··· RECORDS TO USE
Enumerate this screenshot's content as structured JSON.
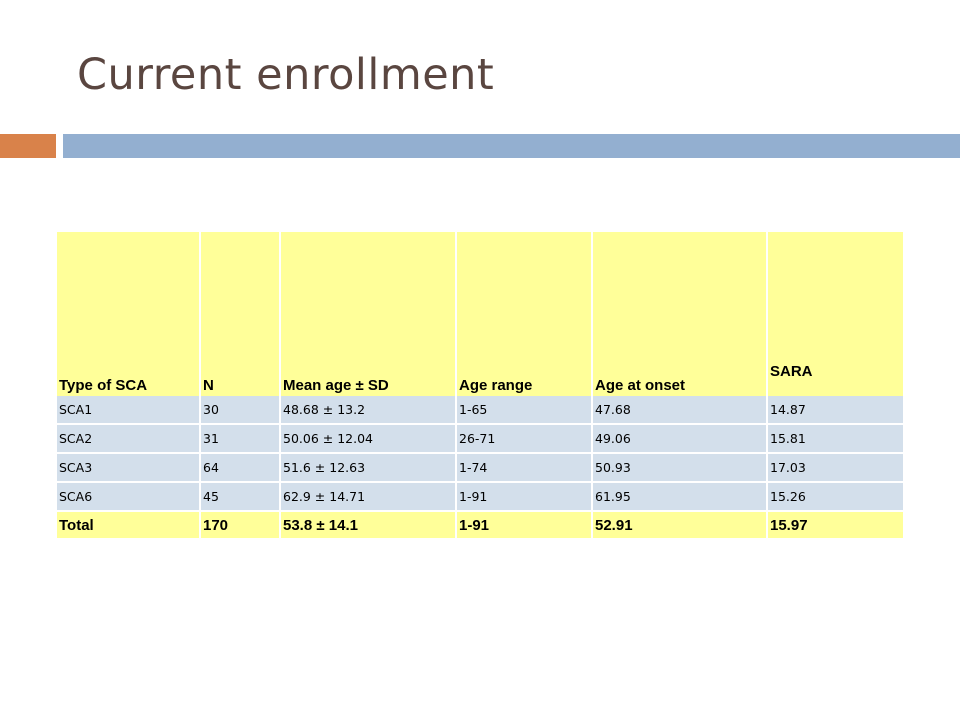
{
  "slide": {
    "title": "Current enrollment"
  },
  "table": {
    "headers": [
      "Type of SCA",
      "N",
      "Mean age ± SD",
      "Age range",
      "Age at onset",
      "SARA"
    ],
    "rows": [
      [
        "SCA1",
        "30",
        "48.68 ± 13.2",
        "1-65",
        "47.68",
        "14.87"
      ],
      [
        "SCA2",
        "31",
        "50.06 ± 12.04",
        "26-71",
        "49.06",
        "15.81"
      ],
      [
        "SCA3",
        "64",
        "51.6 ± 12.63",
        "1-74",
        "50.93",
        "17.03"
      ],
      [
        "SCA6",
        "45",
        "62.9 ± 14.71",
        "1-91",
        "61.95",
        "15.26"
      ]
    ],
    "total": [
      "Total",
      "170",
      "53.8 ± 14.1",
      "1-91",
      "52.91",
      "15.97"
    ]
  },
  "colors": {
    "title_text": "#5a4640",
    "accent_orange": "#d9824a",
    "accent_blue": "#93afd0",
    "header_fill": "#ffff99",
    "row_fill": "#d3dfeb"
  }
}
······
● PROBLEM REQUIREMENTS
Transcribe every line in the entries above, taking out only the images.

● THE REPLY
Enumerate this screenshot's content as structured JSON.
{
  "slide": {
    "title": "Current enrollment"
  },
  "table": {
    "headers": [
      "Type of SCA",
      "N",
      "Mean age ± SD",
      "Age range",
      "Age at onset",
      "SARA"
    ],
    "rows": [
      [
        "SCA1",
        "30",
        "48.68 ± 13.2",
        "1-65",
        "47.68",
        "14.87"
      ],
      [
        "SCA2",
        "31",
        "50.06 ± 12.04",
        "26-71",
        "49.06",
        "15.81"
      ],
      [
        "SCA3",
        "64",
        "51.6 ± 12.63",
        "1-74",
        "50.93",
        "17.03"
      ],
      [
        "SCA6",
        "45",
        "62.9 ± 14.71",
        "1-91",
        "61.95",
        "15.26"
      ]
    ],
    "total": [
      "Total",
      "170",
      "53.8 ± 14.1",
      "1-91",
      "52.91",
      "15.97"
    ]
  },
  "colors": {
    "title_text": "#5a4640",
    "accent_orange": "#d9824a",
    "accent_blue": "#93afd0",
    "header_fill": "#ffff99",
    "row_fill": "#d3dfeb"
  }
}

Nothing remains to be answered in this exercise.